Problem to solve — Lift every line from the entries that includes the word "name".
Start Given records
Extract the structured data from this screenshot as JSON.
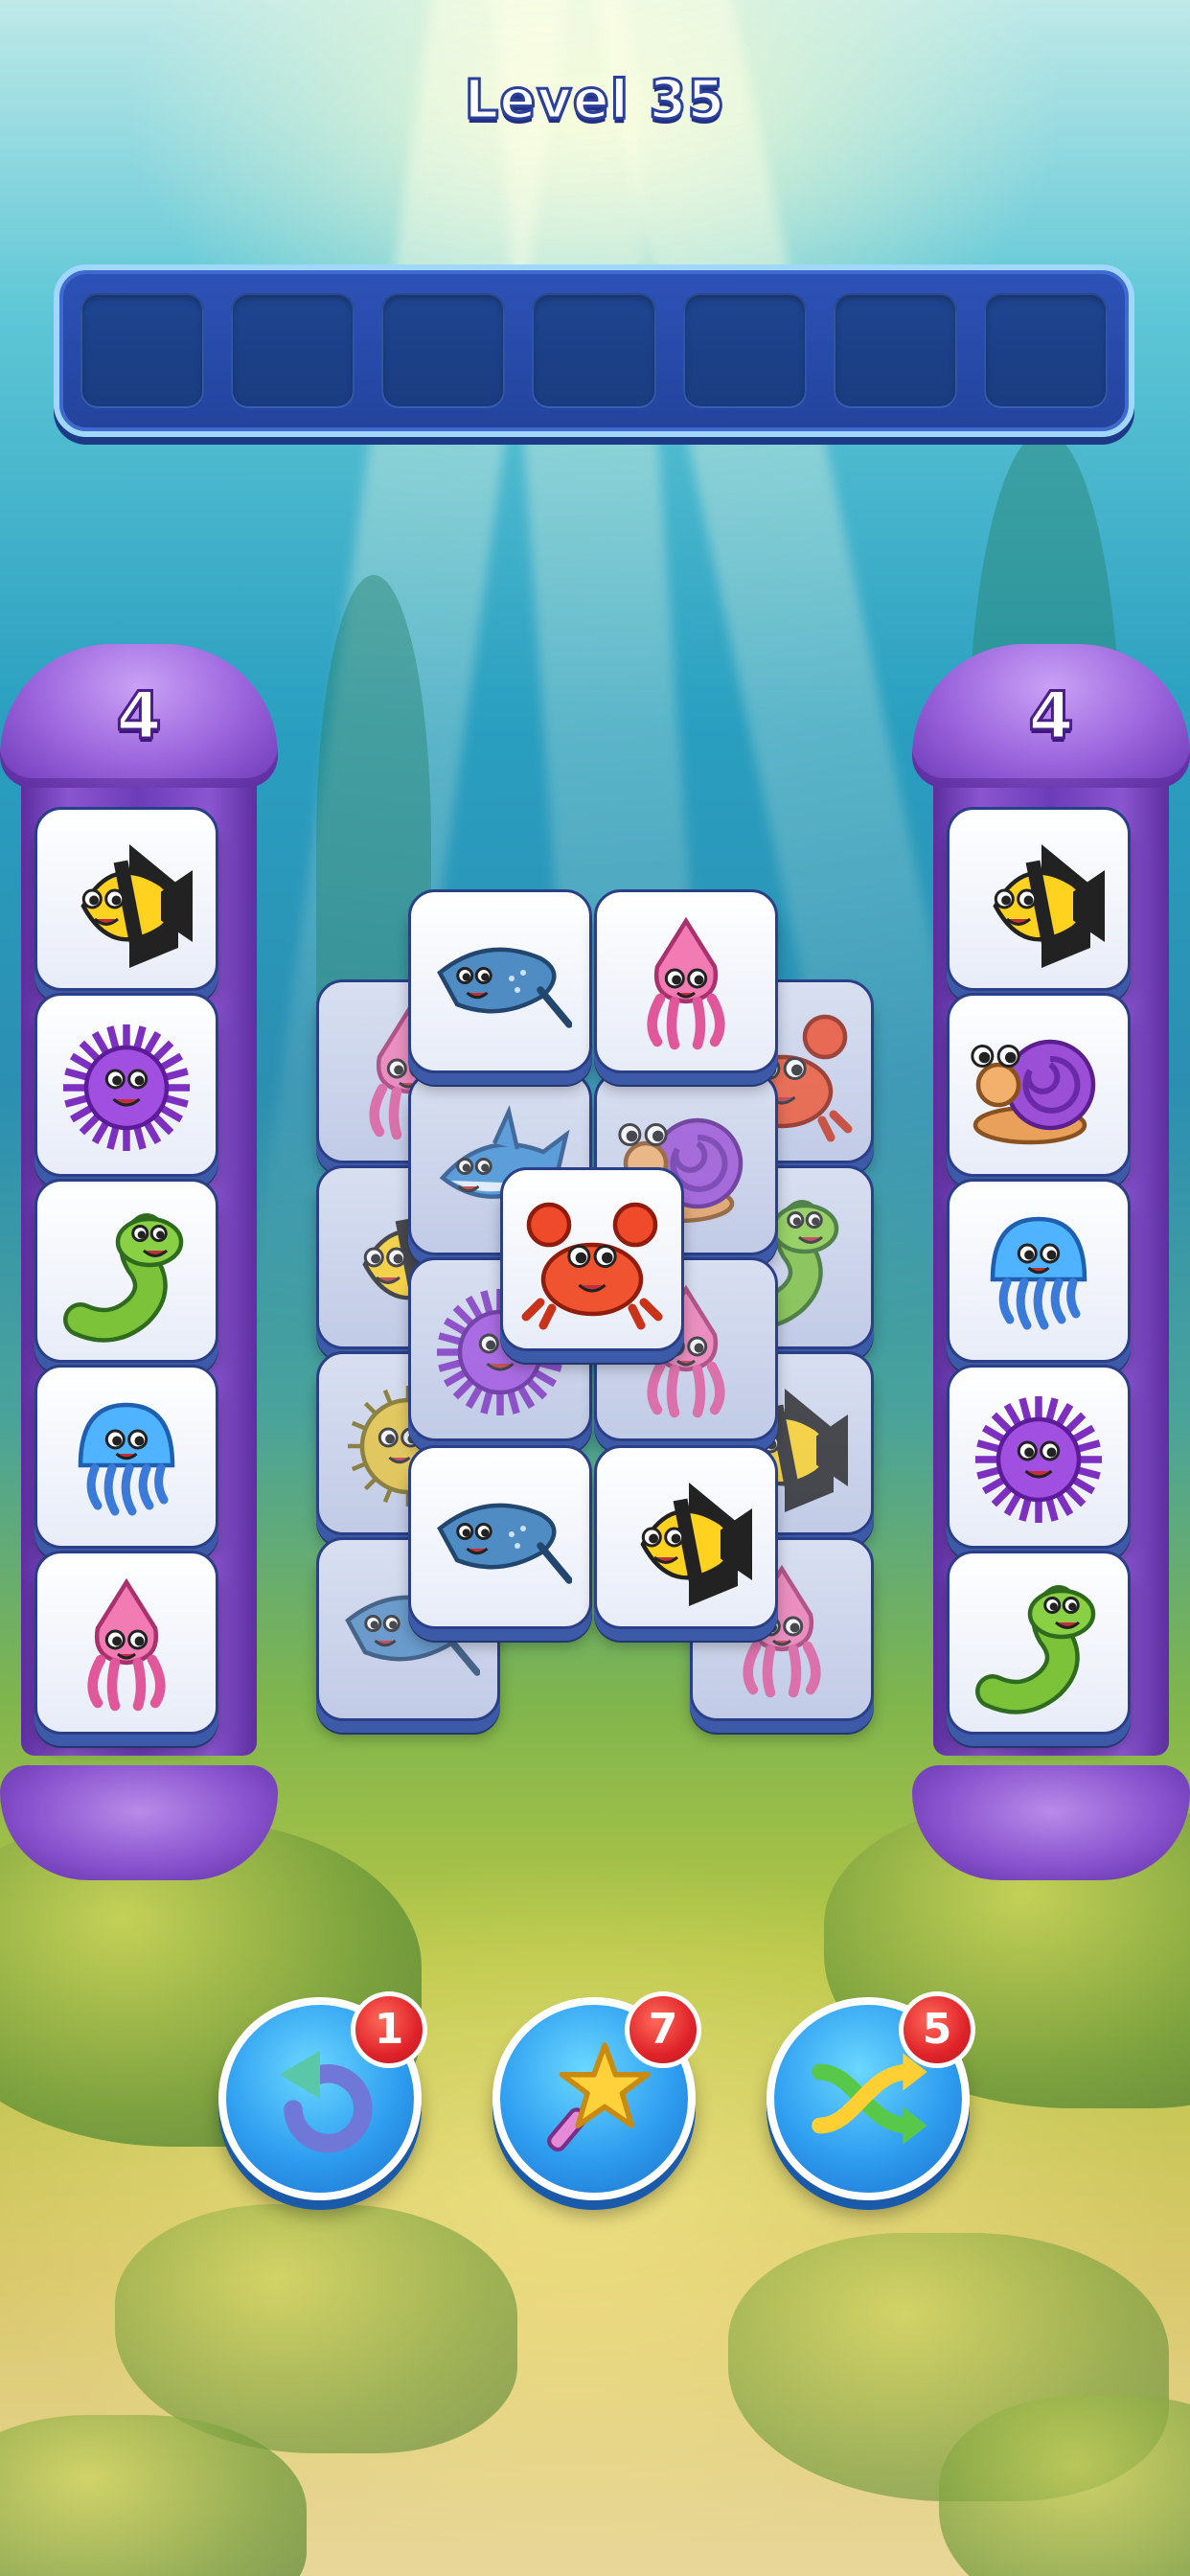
{
  "level": {
    "title": "Level 35"
  },
  "slot_tray": {
    "capacity": 7,
    "filled": 0
  },
  "left_pillar": {
    "count": "4",
    "tiles": [
      "angelfish",
      "sea-urchin",
      "eel",
      "jellyfish",
      "squid"
    ]
  },
  "right_pillar": {
    "count": "4",
    "tiles": [
      "angelfish",
      "snail",
      "jellyfish",
      "sea-urchin",
      "eel"
    ]
  },
  "board": {
    "tiles": [
      {
        "type": "squid",
        "covered": true
      },
      {
        "type": "angelfish",
        "covered": true
      },
      {
        "type": "pufferfish",
        "covered": true
      },
      {
        "type": "stingray",
        "covered": true
      },
      {
        "type": "crab",
        "covered": true
      },
      {
        "type": "eel",
        "covered": true
      },
      {
        "type": "angelfish",
        "covered": true
      },
      {
        "type": "squid",
        "covered": true
      },
      {
        "type": "shark",
        "covered": true
      },
      {
        "type": "snail",
        "covered": true
      },
      {
        "type": "sea-urchin",
        "covered": true
      },
      {
        "type": "squid",
        "covered": true
      },
      {
        "type": "stingray",
        "covered": false
      },
      {
        "type": "squid",
        "covered": false
      },
      {
        "type": "stingray",
        "covered": false
      },
      {
        "type": "angelfish",
        "covered": false
      },
      {
        "type": "crab",
        "covered": false
      }
    ]
  },
  "powerups": [
    {
      "name": "undo",
      "icon": "undo-arrow-icon",
      "count": "1"
    },
    {
      "name": "magic-wand",
      "icon": "star-wand-icon",
      "count": "7"
    },
    {
      "name": "shuffle",
      "icon": "shuffle-icon",
      "count": "5"
    }
  ],
  "colors": {
    "tile_face": "#ffffff",
    "tile_edge": "#3d5aa8",
    "pillar_purple": "#8a55d0",
    "tray_blue": "#2d52b8",
    "badge_red": "#e0232a",
    "powerup_blue": "#2f9ef0"
  }
}
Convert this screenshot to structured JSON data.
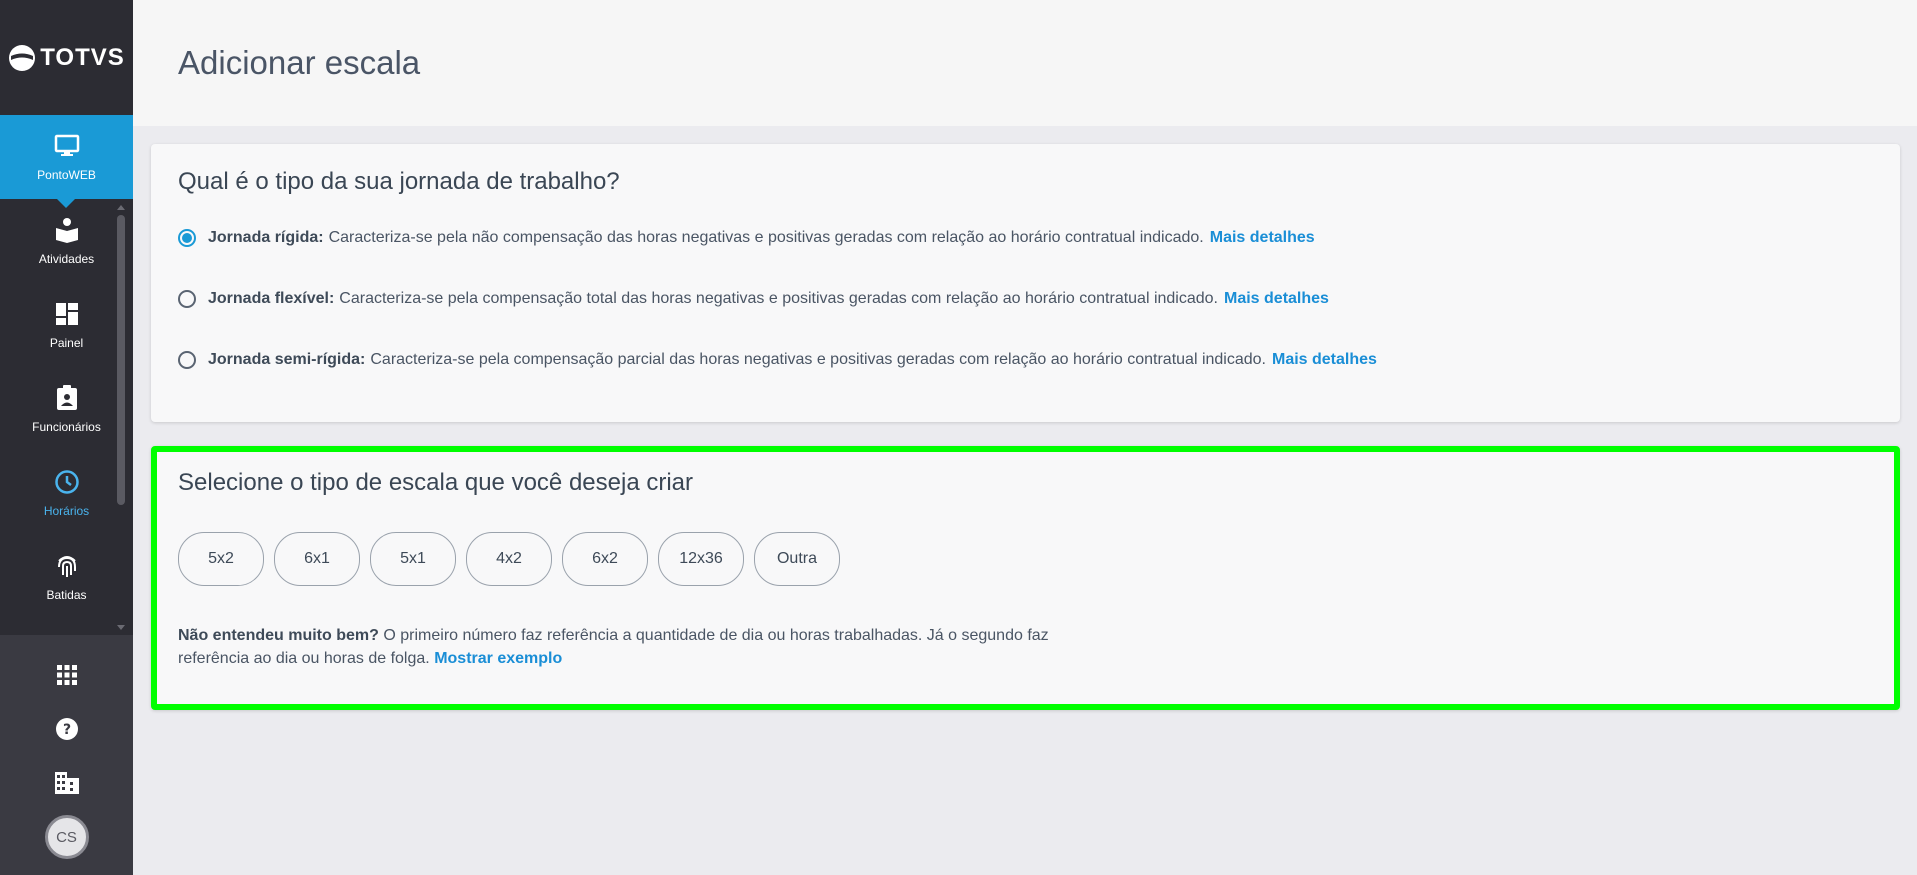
{
  "brand": {
    "name": "TOTVS"
  },
  "sidebar": {
    "items": [
      {
        "label": "PontoWEB",
        "icon": "monitor-icon"
      },
      {
        "label": "Atividades",
        "icon": "reading-icon"
      },
      {
        "label": "Painel",
        "icon": "dashboard-icon"
      },
      {
        "label": "Funcionários",
        "icon": "badge-icon"
      },
      {
        "label": "Horários",
        "icon": "clock-icon"
      },
      {
        "label": "Batidas",
        "icon": "fingerprint-icon"
      }
    ],
    "bottom": {
      "apps_icon": "apps-grid-icon",
      "help_icon": "help-icon",
      "company_icon": "building-icon",
      "avatar_initials": "CS"
    }
  },
  "header": {
    "title": "Adicionar escala"
  },
  "journey": {
    "title": "Qual é o tipo da sua jornada de trabalho?",
    "options": [
      {
        "name": "Jornada rígida:",
        "description": "Caracteriza-se pela não compensação das horas negativas e positivas geradas com relação ao horário contratual indicado.",
        "link": "Mais detalhes",
        "checked": true
      },
      {
        "name": "Jornada flexível:",
        "description": "Caracteriza-se pela compensação total das horas negativas e positivas geradas com relação ao horário contratual indicado.",
        "link": "Mais detalhes",
        "checked": false
      },
      {
        "name": "Jornada semi-rígida:",
        "description": "Caracteriza-se pela compensação parcial das horas negativas e positivas geradas com relação ao horário contratual indicado.",
        "link": "Mais detalhes",
        "checked": false
      }
    ]
  },
  "scale": {
    "title": "Selecione o tipo de escala que você deseja criar",
    "chips": [
      "5x2",
      "6x1",
      "5x1",
      "4x2",
      "6x2",
      "12x36",
      "Outra"
    ],
    "help_bold": "Não entendeu muito bem?",
    "help_text": "O primeiro número faz referência a quantidade de dia ou horas trabalhadas. Já o segundo faz referência ao dia ou horas de folga.",
    "help_link": "Mostrar exemplo"
  },
  "colors": {
    "accent": "#1a9ad6",
    "highlight": "#00ff00",
    "sidebar": "#2c2c33"
  }
}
End Given records
Result of this exercise —
      "name": "undo",
      "name": "magic-wand",
      "name": "shuffle",
    "name": "TOTVS"
        "name": "Jornada rígida:",
        "name": "Jornada flexível:",
        "name": "Jornada semi-rígida:",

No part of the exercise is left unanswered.